(STUDY QUESTIONS)
1. In the text about Savoy's church, what year does the church give as the start of the cosmic phenomenon of the Messianic Sun?
2. Say whether each statement agrees with the text about Savoy's church. Answer yes or no, and quote the deciding words. (a) Savoy set up the church in 1959. (b) Jamil lived in the Andes of Peru. (c) In his 1985 lecture, Savoy called Jamil a savior in the strictest sense of the word.
3. Continue the text about Savoy's church from where it stops.

(DOCUMENT TEXT)

'''

In 1959, Savoy also established the International Community of Christ, Church of the Second Advent to impart Cosolargy as the basis for a new understanding of the authentic Christian teaching and of the Essenes and Jesus as precursors to a modern messianic age. He taught that Christ had come again as prophesied, not as a human messiah, but as a celestial mediating force available to all humankind through the manifesting Spiritual Sun spoken of in Malachi 4:1-3 and in the Essene Book of Hymns, to usher in a new epoch. The church teaches that Jesus prophesied the future coming of Christ as the "Sun of Righteousness" and that the cosmic phenomenon of the Messianic Sun began in 1962, as revealed by Savoy’s son, Jamil (1959–1962), a wondrous child seer who lived in the Andes of Peru. The notion that Savoy believed his son Jamil to be the Second Coming of Christ is a misunderstanding that arose during his first interview with a local newspaper as head bishop of the church and has been repeated in newspapers ever since as a boiler plate item, appearing even in one of his obituaries. Bishop Savoy addressed this misconception directly in a 1985 theological lecture:
People may say that the sun is an ordinary sun. Is it? It is to the person that sees it as an ordinary sun. People may say: "Jamil had no purpose. He was just an ordinary child. Why did God have to use The Child? Who needs him?" I have been accused of building a monument to my dead son, and people laugh at me because I speak about Jamil in the way that I do. The Child was an Image, and that Image was a vehicle for the manifestation of God’s Word. Therefore, The Child was necessary. But The Child is not a Jesus Christ. He certainly is not a "savior" in the strictest sense of the word. He is merely a conveyor of information from one world to the other for our use, much the same as was Jesus. We are not saved by any human, neither Jamil nor Jesus. We are saved by God. Therefore, God teaches us by the creation and the manifestation of the Image as a vehicle and intermediary by which the Word manifests and speaks to us. Therefore, Jamil was not ordinary nor is the sun ordinary. There is a New Sun and there is a new humankind coming into existence. Jamil was the first of that New Race.

'''

Page layout parsing data:
'''

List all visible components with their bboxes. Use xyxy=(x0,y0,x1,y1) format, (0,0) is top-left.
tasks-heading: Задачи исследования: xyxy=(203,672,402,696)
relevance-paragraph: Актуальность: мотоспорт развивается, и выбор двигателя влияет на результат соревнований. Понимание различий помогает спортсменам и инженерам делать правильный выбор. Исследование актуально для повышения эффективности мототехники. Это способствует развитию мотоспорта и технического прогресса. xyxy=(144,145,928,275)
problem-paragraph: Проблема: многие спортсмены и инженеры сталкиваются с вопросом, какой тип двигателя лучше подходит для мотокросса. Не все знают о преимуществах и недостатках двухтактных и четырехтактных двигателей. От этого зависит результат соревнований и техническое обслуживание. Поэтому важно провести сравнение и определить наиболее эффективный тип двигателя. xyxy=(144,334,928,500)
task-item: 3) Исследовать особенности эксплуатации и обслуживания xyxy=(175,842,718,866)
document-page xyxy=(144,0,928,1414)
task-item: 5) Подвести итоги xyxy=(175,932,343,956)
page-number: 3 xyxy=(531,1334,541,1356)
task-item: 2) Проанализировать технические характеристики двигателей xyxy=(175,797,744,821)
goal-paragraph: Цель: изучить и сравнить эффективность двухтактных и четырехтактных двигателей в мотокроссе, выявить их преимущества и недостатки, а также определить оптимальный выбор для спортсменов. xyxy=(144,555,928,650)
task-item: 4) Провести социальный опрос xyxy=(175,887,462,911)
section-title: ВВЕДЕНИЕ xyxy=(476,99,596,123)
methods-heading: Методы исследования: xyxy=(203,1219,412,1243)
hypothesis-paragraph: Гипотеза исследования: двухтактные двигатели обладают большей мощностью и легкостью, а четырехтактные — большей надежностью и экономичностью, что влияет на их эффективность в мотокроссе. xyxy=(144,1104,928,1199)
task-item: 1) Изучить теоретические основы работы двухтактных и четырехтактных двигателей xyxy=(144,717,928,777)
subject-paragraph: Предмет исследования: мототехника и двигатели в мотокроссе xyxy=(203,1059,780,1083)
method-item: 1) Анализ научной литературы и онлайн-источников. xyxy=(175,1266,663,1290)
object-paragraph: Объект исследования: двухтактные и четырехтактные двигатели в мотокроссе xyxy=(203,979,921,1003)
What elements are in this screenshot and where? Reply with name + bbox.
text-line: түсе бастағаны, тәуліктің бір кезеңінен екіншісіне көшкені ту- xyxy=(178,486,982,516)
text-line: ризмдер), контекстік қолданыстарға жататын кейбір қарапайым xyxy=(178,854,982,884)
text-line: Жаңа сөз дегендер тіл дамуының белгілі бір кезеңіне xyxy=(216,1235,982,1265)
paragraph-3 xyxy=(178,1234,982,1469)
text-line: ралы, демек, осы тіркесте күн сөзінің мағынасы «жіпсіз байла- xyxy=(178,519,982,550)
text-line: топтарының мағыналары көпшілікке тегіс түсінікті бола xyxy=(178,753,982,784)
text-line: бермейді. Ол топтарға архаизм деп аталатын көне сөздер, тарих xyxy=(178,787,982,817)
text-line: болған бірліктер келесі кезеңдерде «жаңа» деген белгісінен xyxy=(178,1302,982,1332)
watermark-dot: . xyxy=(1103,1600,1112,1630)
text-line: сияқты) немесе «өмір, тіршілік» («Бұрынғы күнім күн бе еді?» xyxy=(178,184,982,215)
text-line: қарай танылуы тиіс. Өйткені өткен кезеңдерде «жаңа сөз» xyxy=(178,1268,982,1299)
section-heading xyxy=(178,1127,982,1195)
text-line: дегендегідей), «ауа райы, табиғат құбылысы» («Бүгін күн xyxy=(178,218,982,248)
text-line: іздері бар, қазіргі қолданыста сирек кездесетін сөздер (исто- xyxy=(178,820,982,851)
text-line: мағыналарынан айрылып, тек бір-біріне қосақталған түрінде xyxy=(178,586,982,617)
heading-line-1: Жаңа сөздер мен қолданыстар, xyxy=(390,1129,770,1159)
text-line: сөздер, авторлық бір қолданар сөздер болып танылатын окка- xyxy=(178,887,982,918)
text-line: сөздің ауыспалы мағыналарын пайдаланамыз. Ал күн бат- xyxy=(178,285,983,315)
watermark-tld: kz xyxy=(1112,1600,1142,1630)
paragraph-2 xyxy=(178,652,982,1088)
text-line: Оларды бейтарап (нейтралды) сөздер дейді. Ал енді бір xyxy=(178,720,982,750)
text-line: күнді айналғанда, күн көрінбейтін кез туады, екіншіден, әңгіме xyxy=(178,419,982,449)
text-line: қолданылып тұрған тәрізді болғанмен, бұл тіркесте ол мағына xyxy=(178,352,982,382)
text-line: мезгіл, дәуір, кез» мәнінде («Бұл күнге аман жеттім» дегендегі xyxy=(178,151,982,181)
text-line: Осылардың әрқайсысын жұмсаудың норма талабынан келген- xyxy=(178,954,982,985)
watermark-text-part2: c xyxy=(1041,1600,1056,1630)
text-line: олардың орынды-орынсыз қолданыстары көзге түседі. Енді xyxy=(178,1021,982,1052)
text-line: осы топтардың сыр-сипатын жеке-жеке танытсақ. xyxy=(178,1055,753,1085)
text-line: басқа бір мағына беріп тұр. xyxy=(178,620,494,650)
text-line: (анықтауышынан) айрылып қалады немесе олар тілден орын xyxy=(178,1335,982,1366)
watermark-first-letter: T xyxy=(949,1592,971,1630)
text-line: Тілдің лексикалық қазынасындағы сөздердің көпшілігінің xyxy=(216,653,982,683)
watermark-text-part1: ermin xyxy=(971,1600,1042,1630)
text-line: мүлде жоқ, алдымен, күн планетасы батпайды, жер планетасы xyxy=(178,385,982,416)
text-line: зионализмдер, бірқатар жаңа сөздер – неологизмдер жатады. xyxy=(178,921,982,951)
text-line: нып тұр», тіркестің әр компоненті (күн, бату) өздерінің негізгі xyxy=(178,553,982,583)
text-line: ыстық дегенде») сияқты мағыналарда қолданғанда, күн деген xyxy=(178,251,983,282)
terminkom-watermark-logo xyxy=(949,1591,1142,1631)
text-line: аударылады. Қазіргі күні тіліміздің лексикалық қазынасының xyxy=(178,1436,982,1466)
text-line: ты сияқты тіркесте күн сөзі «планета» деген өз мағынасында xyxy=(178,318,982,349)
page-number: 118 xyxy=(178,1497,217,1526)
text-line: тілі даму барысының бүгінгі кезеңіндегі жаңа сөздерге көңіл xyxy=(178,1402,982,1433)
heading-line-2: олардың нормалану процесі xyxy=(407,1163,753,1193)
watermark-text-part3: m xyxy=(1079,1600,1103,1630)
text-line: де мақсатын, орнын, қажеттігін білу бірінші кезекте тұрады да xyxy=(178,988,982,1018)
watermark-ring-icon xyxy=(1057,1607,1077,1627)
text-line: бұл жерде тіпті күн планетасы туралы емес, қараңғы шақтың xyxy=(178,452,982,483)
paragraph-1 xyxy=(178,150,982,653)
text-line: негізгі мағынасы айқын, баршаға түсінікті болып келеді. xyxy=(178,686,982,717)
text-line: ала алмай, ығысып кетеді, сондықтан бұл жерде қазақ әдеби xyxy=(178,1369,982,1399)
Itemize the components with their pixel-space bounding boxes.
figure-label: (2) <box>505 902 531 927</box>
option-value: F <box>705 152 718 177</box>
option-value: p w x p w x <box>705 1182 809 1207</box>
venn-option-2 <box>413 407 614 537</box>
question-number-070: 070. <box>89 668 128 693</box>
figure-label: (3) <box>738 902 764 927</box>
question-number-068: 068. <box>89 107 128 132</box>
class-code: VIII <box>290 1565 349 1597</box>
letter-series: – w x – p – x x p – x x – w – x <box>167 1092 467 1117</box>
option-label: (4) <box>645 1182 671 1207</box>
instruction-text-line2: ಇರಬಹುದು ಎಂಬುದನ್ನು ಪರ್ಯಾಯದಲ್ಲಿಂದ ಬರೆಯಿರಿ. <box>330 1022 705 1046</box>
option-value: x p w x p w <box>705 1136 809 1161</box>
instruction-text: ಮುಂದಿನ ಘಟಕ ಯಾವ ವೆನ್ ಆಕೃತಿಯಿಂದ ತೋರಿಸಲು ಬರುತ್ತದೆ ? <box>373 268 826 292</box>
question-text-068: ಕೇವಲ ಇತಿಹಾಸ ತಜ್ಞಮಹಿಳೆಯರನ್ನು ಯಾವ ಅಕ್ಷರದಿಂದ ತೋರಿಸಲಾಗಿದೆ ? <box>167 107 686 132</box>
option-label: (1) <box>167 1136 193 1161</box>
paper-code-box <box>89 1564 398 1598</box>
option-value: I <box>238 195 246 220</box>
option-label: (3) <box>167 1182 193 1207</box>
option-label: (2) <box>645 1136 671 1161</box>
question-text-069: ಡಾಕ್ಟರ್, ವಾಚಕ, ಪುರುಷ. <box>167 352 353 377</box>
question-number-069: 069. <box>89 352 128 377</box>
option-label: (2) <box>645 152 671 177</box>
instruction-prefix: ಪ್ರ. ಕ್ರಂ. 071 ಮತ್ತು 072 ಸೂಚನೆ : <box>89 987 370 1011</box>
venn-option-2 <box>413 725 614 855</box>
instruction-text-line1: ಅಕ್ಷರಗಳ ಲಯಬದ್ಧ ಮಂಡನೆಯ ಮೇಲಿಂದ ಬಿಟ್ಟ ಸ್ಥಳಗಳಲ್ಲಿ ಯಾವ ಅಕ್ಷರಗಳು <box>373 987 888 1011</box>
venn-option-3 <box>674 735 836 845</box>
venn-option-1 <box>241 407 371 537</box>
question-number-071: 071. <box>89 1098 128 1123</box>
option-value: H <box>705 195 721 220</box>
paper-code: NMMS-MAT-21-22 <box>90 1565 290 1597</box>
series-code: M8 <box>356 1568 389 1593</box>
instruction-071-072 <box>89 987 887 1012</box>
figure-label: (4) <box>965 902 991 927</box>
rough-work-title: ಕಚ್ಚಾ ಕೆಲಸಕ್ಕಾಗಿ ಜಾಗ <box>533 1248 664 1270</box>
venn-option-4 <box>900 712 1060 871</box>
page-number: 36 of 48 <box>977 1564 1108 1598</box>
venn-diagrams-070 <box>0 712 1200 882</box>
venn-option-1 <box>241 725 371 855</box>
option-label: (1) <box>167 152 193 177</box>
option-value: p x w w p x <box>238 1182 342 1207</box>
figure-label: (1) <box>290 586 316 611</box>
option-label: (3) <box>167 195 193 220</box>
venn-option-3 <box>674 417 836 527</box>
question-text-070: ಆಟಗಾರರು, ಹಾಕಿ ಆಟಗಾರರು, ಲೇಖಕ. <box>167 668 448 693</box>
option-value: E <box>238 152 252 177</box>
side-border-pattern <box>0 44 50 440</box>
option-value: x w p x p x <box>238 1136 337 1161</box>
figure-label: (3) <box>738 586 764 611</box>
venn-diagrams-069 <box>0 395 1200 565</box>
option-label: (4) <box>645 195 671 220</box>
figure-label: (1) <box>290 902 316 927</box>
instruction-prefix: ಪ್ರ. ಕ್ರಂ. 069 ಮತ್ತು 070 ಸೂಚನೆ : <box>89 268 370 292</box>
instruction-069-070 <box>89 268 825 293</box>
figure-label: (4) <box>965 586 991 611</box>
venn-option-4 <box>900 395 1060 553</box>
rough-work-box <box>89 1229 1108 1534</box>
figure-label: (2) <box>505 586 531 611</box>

'''

(ANSWERS BY TASK)
1. 1962

2.
(a) Yes: "In 1959, Savoy also established the International Community of Christ, Church of the Second Advent"
(b) Yes: "a wondrous child seer who lived in the Andes of Peru"
(c) No: "He certainly is not a "savior" in the strictest sense of the word."

3.
Through the years, Savoy produced a steady stream of scholarly and transcendent literature, which included more than 60 volumes on Cosolargy, the Essenes, the origins of Christianity, and comparative religion; and he delivered over 400 lectures on metaphysics, philosophy and theology, which form the core lectures of the Sacred College program of the Jamilian University of the Ordained. Collectively, these texts and lectures present what Savoy saw as the real teachings of Christ and communicate how the recovery of this information can assist in bringing religious enlightenment to today’s world.

== Books ==
- Exploration
- Antisuyo: The Search for the Lost Cities of the Amazon (Simon and Schuster, 1970)
- On the Trail of the Feathered Serpent (Bobbs-Merrill, 1974)
- Project X: The Search for the Secrets of Immortality (Bobbs-Merrill, 1977)
- The Gran Vilaya Report (Andean Explorers Foundation & Ocean Sailing Club, 1996)

- Religion
Publications of the International Community of Christ:
- Cosolargy Papers, 12 volumes (1970–1975)
- Jamil: Child of Light (1973, 2009)
- Prophecies of Jamil, 7 volumes (1973–1982)
- The Decoded New Testament (1974, 1983)
- Academy Symposia, 12 volumes (1975–1980)
- The Image and The Word, 6 volumes (1976–1981)
- Project "X" Symposia, 8 volumes (1978–1981)
- The Essaei Document: Secrets of an Eternal Race (1978, 1983)
- Lost Gospel of Jesus: The Hidden Teachings of Christ (1978, 1984)
- The Book of God’s Revelation (1983)
- Miracle of the Second Advent: The Emerging New Christianity (1984)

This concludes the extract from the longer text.